Isolate every line in the records below with "icon" in it.
---
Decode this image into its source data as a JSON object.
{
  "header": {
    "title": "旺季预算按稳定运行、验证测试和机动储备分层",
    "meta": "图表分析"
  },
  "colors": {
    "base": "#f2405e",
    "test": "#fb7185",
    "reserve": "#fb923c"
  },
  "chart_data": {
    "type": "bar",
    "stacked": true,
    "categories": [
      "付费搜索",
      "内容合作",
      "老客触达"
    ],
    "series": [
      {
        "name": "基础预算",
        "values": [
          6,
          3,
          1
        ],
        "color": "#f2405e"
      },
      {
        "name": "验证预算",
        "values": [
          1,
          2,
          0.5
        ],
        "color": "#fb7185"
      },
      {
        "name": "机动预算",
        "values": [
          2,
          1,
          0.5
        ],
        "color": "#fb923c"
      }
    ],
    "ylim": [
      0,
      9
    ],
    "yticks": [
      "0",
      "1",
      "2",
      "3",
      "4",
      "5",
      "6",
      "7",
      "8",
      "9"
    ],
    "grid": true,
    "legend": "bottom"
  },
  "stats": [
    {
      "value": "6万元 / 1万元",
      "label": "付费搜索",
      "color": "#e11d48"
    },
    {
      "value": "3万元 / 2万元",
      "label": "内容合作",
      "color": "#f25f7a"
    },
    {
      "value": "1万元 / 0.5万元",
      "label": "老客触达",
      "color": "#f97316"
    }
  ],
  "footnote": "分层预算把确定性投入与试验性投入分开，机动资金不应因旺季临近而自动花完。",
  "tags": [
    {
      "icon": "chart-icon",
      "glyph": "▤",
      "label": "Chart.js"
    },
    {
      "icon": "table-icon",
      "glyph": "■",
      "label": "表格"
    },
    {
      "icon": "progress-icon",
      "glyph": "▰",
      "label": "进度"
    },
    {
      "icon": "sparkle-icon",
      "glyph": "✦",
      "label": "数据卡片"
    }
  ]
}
---
__Completed task__.
      "icon": "chart-icon",
      "icon": "table-icon",
      "icon": "progress-icon",
      "icon": "sparkle-icon",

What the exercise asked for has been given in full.